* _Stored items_
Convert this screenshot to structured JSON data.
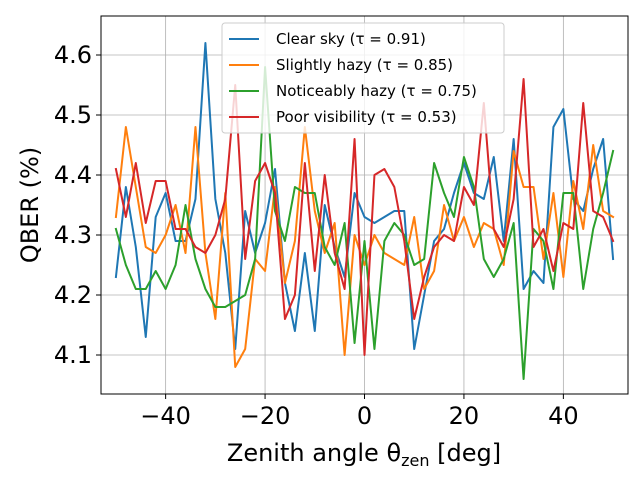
{
  "chart_data": {
    "type": "line",
    "xlabel": "Zenith angle θ",
    "xlabel_sub": "zen",
    "xlabel_unit": " [deg]",
    "ylabel": "QBER (%)",
    "xlim": [
      -53,
      53
    ],
    "ylim": [
      4.035,
      4.665
    ],
    "x_ticks": [
      -40,
      -20,
      0,
      20,
      40
    ],
    "x_tick_labels": [
      "−40",
      "−20",
      "0",
      "20",
      "40"
    ],
    "y_ticks": [
      4.1,
      4.2,
      4.3,
      4.4,
      4.5,
      4.6
    ],
    "y_tick_labels": [
      "4.1",
      "4.2",
      "4.3",
      "4.4",
      "4.5",
      "4.6"
    ],
    "grid": true,
    "legend_position": "top-center",
    "x": [
      -50,
      -48,
      -46,
      -44,
      -42,
      -40,
      -38,
      -36,
      -34,
      -32,
      -30,
      -28,
      -26,
      -24,
      -22,
      -20,
      -18,
      -16,
      -14,
      -12,
      -10,
      -8,
      -6,
      -4,
      -2,
      0,
      2,
      4,
      6,
      8,
      10,
      12,
      14,
      16,
      18,
      20,
      22,
      24,
      26,
      28,
      30,
      32,
      34,
      36,
      38,
      40,
      42,
      44,
      46,
      48,
      50
    ],
    "series": [
      {
        "name": "Clear sky (τ = 0.91)",
        "color": "#1f77b4",
        "values": [
          4.23,
          4.38,
          4.28,
          4.13,
          4.33,
          4.37,
          4.29,
          4.29,
          4.36,
          4.62,
          4.36,
          4.27,
          4.11,
          4.34,
          4.27,
          4.32,
          4.41,
          4.22,
          4.14,
          4.27,
          4.14,
          4.35,
          4.28,
          4.23,
          4.37,
          4.33,
          4.32,
          4.33,
          4.34,
          4.34,
          4.11,
          4.2,
          4.29,
          4.31,
          4.37,
          4.42,
          4.37,
          4.36,
          4.43,
          4.29,
          4.46,
          4.21,
          4.24,
          4.22,
          4.48,
          4.51,
          4.36,
          4.34,
          4.41,
          4.46,
          4.26
        ]
      },
      {
        "name": "Slightly hazy (τ = 0.85)",
        "color": "#ff7f0e",
        "values": [
          4.33,
          4.48,
          4.38,
          4.28,
          4.27,
          4.3,
          4.35,
          4.27,
          4.48,
          4.27,
          4.16,
          4.37,
          4.08,
          4.11,
          4.26,
          4.24,
          4.38,
          4.22,
          4.29,
          4.48,
          4.34,
          4.27,
          4.32,
          4.1,
          4.3,
          4.25,
          4.3,
          4.27,
          4.26,
          4.25,
          4.33,
          4.21,
          4.24,
          4.35,
          4.29,
          4.33,
          4.28,
          4.32,
          4.31,
          4.25,
          4.44,
          4.38,
          4.38,
          4.26,
          4.37,
          4.23,
          4.39,
          4.31,
          4.45,
          4.34,
          4.33
        ]
      },
      {
        "name": "Noticeably hazy (τ = 0.75)",
        "color": "#2ca02c",
        "values": [
          4.31,
          4.25,
          4.21,
          4.21,
          4.24,
          4.21,
          4.25,
          4.35,
          4.26,
          4.21,
          4.18,
          4.18,
          4.19,
          4.2,
          4.26,
          4.58,
          4.34,
          4.29,
          4.38,
          4.37,
          4.37,
          4.28,
          4.25,
          4.32,
          4.12,
          4.29,
          4.11,
          4.29,
          4.32,
          4.3,
          4.25,
          4.26,
          4.42,
          4.37,
          4.33,
          4.43,
          4.38,
          4.26,
          4.23,
          4.26,
          4.32,
          4.06,
          4.31,
          4.29,
          4.21,
          4.37,
          4.37,
          4.21,
          4.31,
          4.37,
          4.44
        ]
      },
      {
        "name": "Poor visibility (τ = 0.53)",
        "color": "#d62728",
        "values": [
          4.41,
          4.33,
          4.42,
          4.32,
          4.39,
          4.39,
          4.31,
          4.31,
          4.28,
          4.27,
          4.3,
          4.36,
          4.55,
          4.26,
          4.39,
          4.42,
          4.37,
          4.16,
          4.2,
          4.42,
          4.24,
          4.4,
          4.27,
          4.21,
          4.46,
          4.1,
          4.4,
          4.41,
          4.38,
          4.29,
          4.16,
          4.23,
          4.28,
          4.3,
          4.29,
          4.38,
          4.35,
          4.52,
          4.31,
          4.28,
          4.36,
          4.56,
          4.28,
          4.31,
          4.24,
          4.32,
          4.31,
          4.52,
          4.34,
          4.33,
          4.29
        ]
      }
    ]
  }
}
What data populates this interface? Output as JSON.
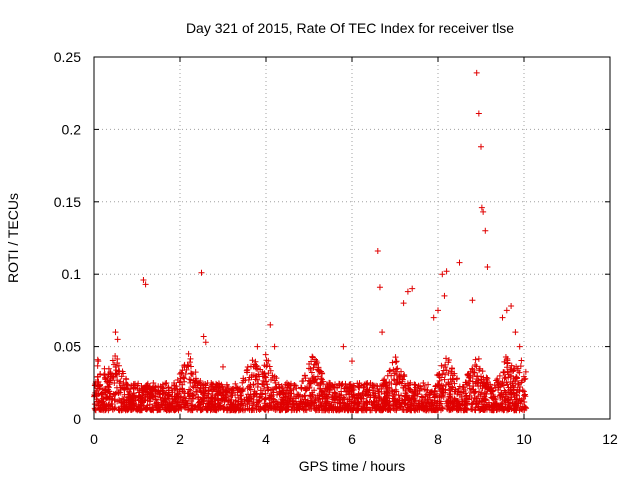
{
  "chart_data": {
    "type": "scatter",
    "title": "Day 321 of 2015, Rate Of TEC Index for receiver tlse",
    "xlabel": "GPS time / hours",
    "ylabel": "ROTI / TECUs",
    "xlim": [
      0,
      12
    ],
    "ylim": [
      0,
      0.25
    ],
    "xticks": [
      0,
      2,
      4,
      6,
      8,
      10,
      12
    ],
    "xtick_labels": [
      "0",
      "2",
      "4",
      "6",
      "8",
      "10",
      "12"
    ],
    "yticks": [
      0,
      0.05,
      0.1,
      0.15,
      0.2,
      0.25
    ],
    "ytick_labels": [
      "0",
      "0.05",
      "0.1",
      "0.15",
      "0.2",
      "0.25"
    ],
    "grid": true,
    "marker": "+",
    "color": "#e00000",
    "series": [
      {
        "name": "ROTI",
        "x": [
          0.1,
          0.5,
          0.55,
          1.15,
          1.2,
          2.2,
          2.5,
          2.55,
          2.6,
          3.0,
          3.8,
          4.1,
          4.2,
          5.0,
          5.8,
          6.0,
          6.6,
          6.65,
          6.7,
          7.2,
          7.3,
          7.4,
          7.9,
          8.0,
          8.1,
          8.15,
          8.2,
          8.5,
          8.8,
          8.9,
          8.95,
          9.0,
          9.02,
          9.05,
          9.1,
          9.15,
          9.5,
          9.6,
          9.7,
          9.8,
          9.9
        ],
        "y": [
          0.04,
          0.06,
          0.055,
          0.096,
          0.093,
          0.045,
          0.101,
          0.057,
          0.053,
          0.036,
          0.05,
          0.065,
          0.05,
          0.035,
          0.05,
          0.04,
          0.116,
          0.091,
          0.06,
          0.08,
          0.088,
          0.09,
          0.07,
          0.075,
          0.1,
          0.085,
          0.102,
          0.108,
          0.082,
          0.239,
          0.211,
          0.188,
          0.146,
          0.143,
          0.13,
          0.105,
          0.07,
          0.075,
          0.078,
          0.06,
          0.05
        ]
      }
    ],
    "background_band": {
      "x_range": [
        0,
        10.05
      ],
      "y_floor": 0.006,
      "y_typical_max": 0.025,
      "y_peak_max": 0.045
    }
  }
}
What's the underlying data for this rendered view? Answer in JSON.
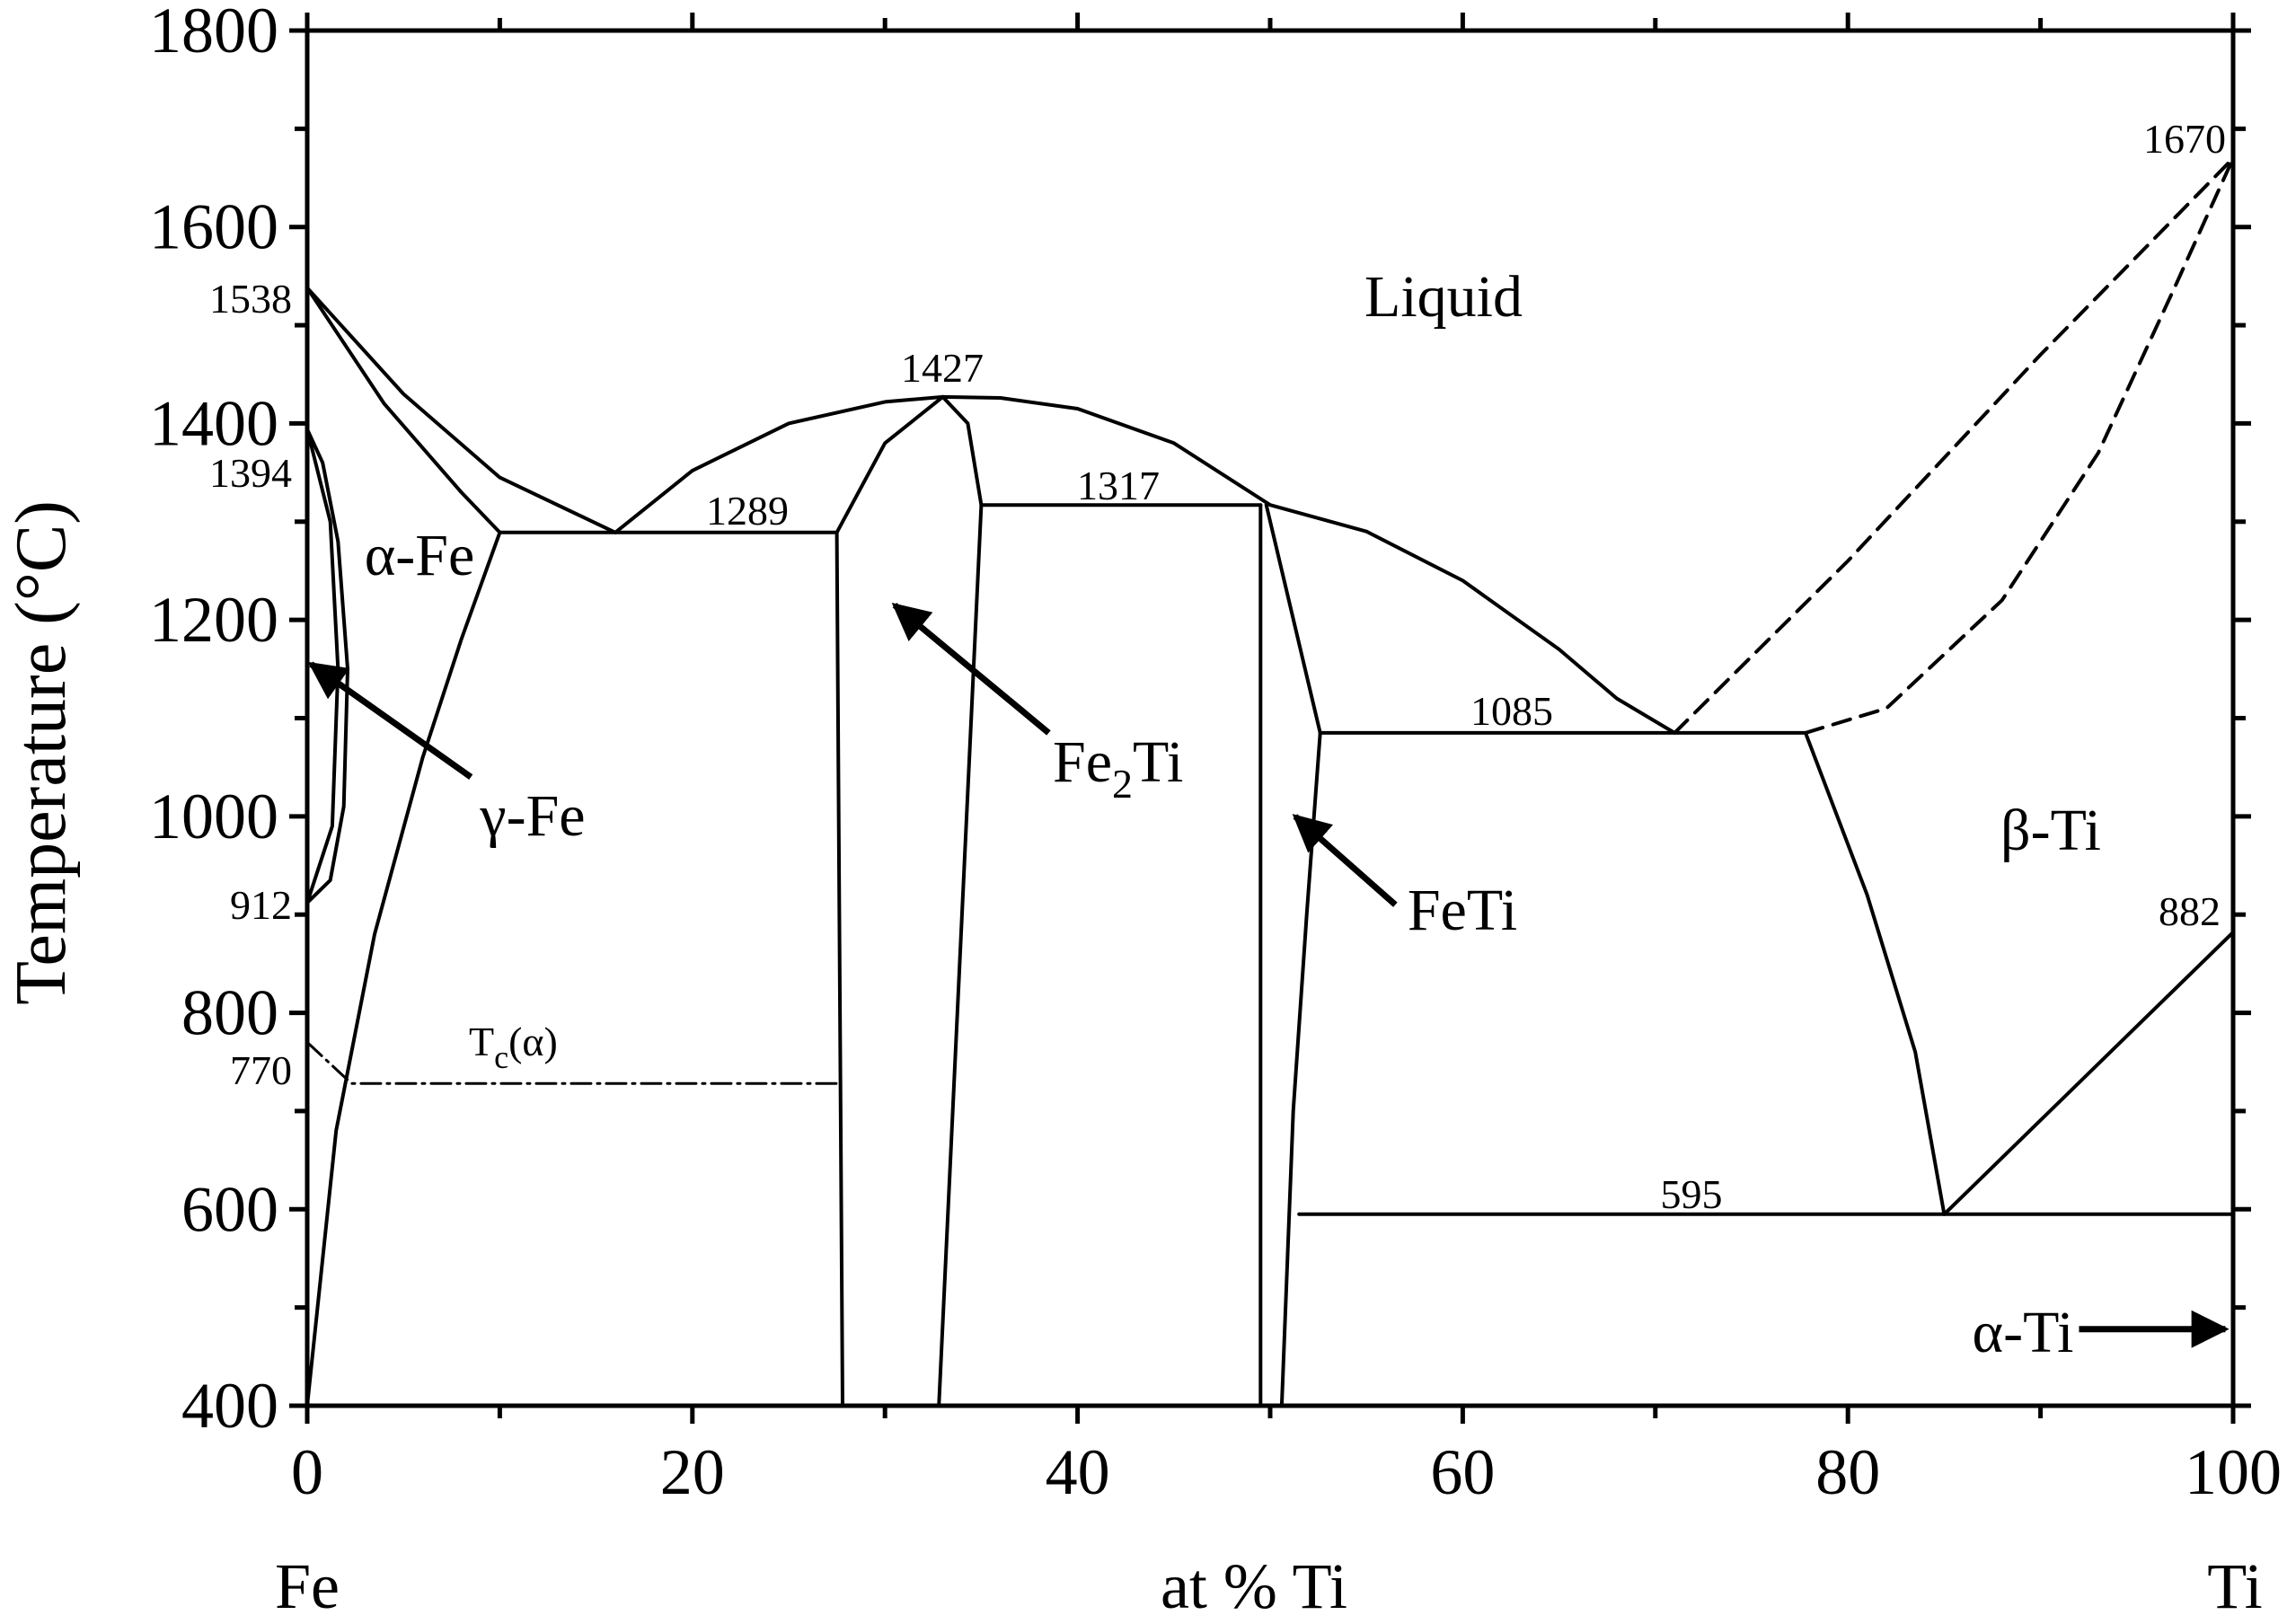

* _Given instruction_
Output all the records, word for word, with no pictures in the copy.

* _Answer to this problem_
Convert this screenshot to structured JSON data.
{
  "chart_data": {
    "type": "line",
    "xlabel": "Zenith angle θ",
    "xlabel_sub": "zen",
    "xlabel_unit": " [deg]",
    "ylabel": "QBER (%)",
    "xlim": [
      -53,
      53
    ],
    "ylim": [
      4.035,
      4.665
    ],
    "x_ticks": [
      -40,
      -20,
      0,
      20,
      40
    ],
    "x_tick_labels": [
      "−40",
      "−20",
      "0",
      "20",
      "40"
    ],
    "y_ticks": [
      4.1,
      4.2,
      4.3,
      4.4,
      4.5,
      4.6
    ],
    "y_tick_labels": [
      "4.1",
      "4.2",
      "4.3",
      "4.4",
      "4.5",
      "4.6"
    ],
    "grid": true,
    "legend_position": "top-center",
    "x": [
      -50,
      -48,
      -46,
      -44,
      -42,
      -40,
      -38,
      -36,
      -34,
      -32,
      -30,
      -28,
      -26,
      -24,
      -22,
      -20,
      -18,
      -16,
      -14,
      -12,
      -10,
      -8,
      -6,
      -4,
      -2,
      0,
      2,
      4,
      6,
      8,
      10,
      12,
      14,
      16,
      18,
      20,
      22,
      24,
      26,
      28,
      30,
      32,
      34,
      36,
      38,
      40,
      42,
      44,
      46,
      48,
      50
    ],
    "series": [
      {
        "name": "Clear sky (τ = 0.91)",
        "color": "#1f77b4",
        "values": [
          4.23,
          4.38,
          4.28,
          4.13,
          4.33,
          4.37,
          4.29,
          4.29,
          4.36,
          4.62,
          4.36,
          4.27,
          4.11,
          4.34,
          4.27,
          4.32,
          4.41,
          4.22,
          4.14,
          4.27,
          4.14,
          4.35,
          4.28,
          4.23,
          4.37,
          4.33,
          4.32,
          4.33,
          4.34,
          4.34,
          4.11,
          4.2,
          4.29,
          4.31,
          4.37,
          4.42,
          4.37,
          4.36,
          4.43,
          4.29,
          4.46,
          4.21,
          4.24,
          4.22,
          4.48,
          4.51,
          4.36,
          4.34,
          4.41,
          4.46,
          4.26
        ]
      },
      {
        "name": "Slightly hazy (τ = 0.85)",
        "color": "#ff7f0e",
        "values": [
          4.33,
          4.48,
          4.38,
          4.28,
          4.27,
          4.3,
          4.35,
          4.27,
          4.48,
          4.27,
          4.16,
          4.37,
          4.08,
          4.11,
          4.26,
          4.24,
          4.38,
          4.22,
          4.29,
          4.48,
          4.34,
          4.27,
          4.32,
          4.1,
          4.3,
          4.25,
          4.3,
          4.27,
          4.26,
          4.25,
          4.33,
          4.21,
          4.24,
          4.35,
          4.29,
          4.33,
          4.28,
          4.32,
          4.31,
          4.25,
          4.44,
          4.38,
          4.38,
          4.26,
          4.37,
          4.23,
          4.39,
          4.31,
          4.45,
          4.34,
          4.33
        ]
      },
      {
        "name": "Noticeably hazy (τ = 0.75)",
        "color": "#2ca02c",
        "values": [
          4.31,
          4.25,
          4.21,
          4.21,
          4.24,
          4.21,
          4.25,
          4.35,
          4.26,
          4.21,
          4.18,
          4.18,
          4.19,
          4.2,
          4.26,
          4.58,
          4.34,
          4.29,
          4.38,
          4.37,
          4.37,
          4.28,
          4.25,
          4.32,
          4.12,
          4.29,
          4.11,
          4.29,
          4.32,
          4.3,
          4.25,
          4.26,
          4.42,
          4.37,
          4.33,
          4.43,
          4.38,
          4.26,
          4.23,
          4.26,
          4.32,
          4.06,
          4.31,
          4.29,
          4.21,
          4.37,
          4.37,
          4.21,
          4.31,
          4.37,
          4.44
        ]
      },
      {
        "name": "Poor visibility (τ = 0.53)",
        "color": "#d62728",
        "values": [
          4.41,
          4.33,
          4.42,
          4.32,
          4.39,
          4.39,
          4.31,
          4.31,
          4.28,
          4.27,
          4.3,
          4.36,
          4.55,
          4.26,
          4.39,
          4.42,
          4.37,
          4.16,
          4.2,
          4.42,
          4.24,
          4.4,
          4.27,
          4.21,
          4.46,
          4.1,
          4.4,
          4.41,
          4.38,
          4.29,
          4.16,
          4.23,
          4.28,
          4.3,
          4.29,
          4.38,
          4.35,
          4.52,
          4.31,
          4.28,
          4.36,
          4.56,
          4.28,
          4.31,
          4.24,
          4.32,
          4.31,
          4.52,
          4.34,
          4.33,
          4.29
        ]
      }
    ]
  }
}
What data populates this interface? Output as JSON.
{
  "chart_data": {
    "type": "scatter",
    "title": "Day 321 of 2015, Rate Of TEC Index for receiver tlse",
    "xlabel": "GPS time / hours",
    "ylabel": "ROTI / TECUs",
    "xlim": [
      0,
      12
    ],
    "ylim": [
      0,
      0.25
    ],
    "xticks": [
      0,
      2,
      4,
      6,
      8,
      10,
      12
    ],
    "xtick_labels": [
      "0",
      "2",
      "4",
      "6",
      "8",
      "10",
      "12"
    ],
    "yticks": [
      0,
      0.05,
      0.1,
      0.15,
      0.2,
      0.25
    ],
    "ytick_labels": [
      "0",
      "0.05",
      "0.1",
      "0.15",
      "0.2",
      "0.25"
    ],
    "grid": true,
    "marker": "+",
    "color": "#e00000",
    "series": [
      {
        "name": "ROTI",
        "x": [
          0.1,
          0.5,
          0.55,
          1.15,
          1.2,
          2.2,
          2.5,
          2.55,
          2.6,
          3.0,
          3.8,
          4.1,
          4.2,
          5.0,
          5.8,
          6.0,
          6.6,
          6.65,
          6.7,
          7.2,
          7.3,
          7.4,
          7.9,
          8.0,
          8.1,
          8.15,
          8.2,
          8.5,
          8.8,
          8.9,
          8.95,
          9.0,
          9.02,
          9.05,
          9.1,
          9.15,
          9.5,
          9.6,
          9.7,
          9.8,
          9.9
        ],
        "y": [
          0.04,
          0.06,
          0.055,
          0.096,
          0.093,
          0.045,
          0.101,
          0.057,
          0.053,
          0.036,
          0.05,
          0.065,
          0.05,
          0.035,
          0.05,
          0.04,
          0.116,
          0.091,
          0.06,
          0.08,
          0.088,
          0.09,
          0.07,
          0.075,
          0.1,
          0.085,
          0.102,
          0.108,
          0.082,
          0.239,
          0.211,
          0.188,
          0.146,
          0.143,
          0.13,
          0.105,
          0.07,
          0.075,
          0.078,
          0.06,
          0.05
        ]
      }
    ],
    "background_band": {
      "x_range": [
        0,
        10.05
      ],
      "y_floor": 0.006,
      "y_typical_max": 0.025,
      "y_peak_max": 0.045
    }
  }
}
What's the underlying data for this rendered view? Answer in JSON.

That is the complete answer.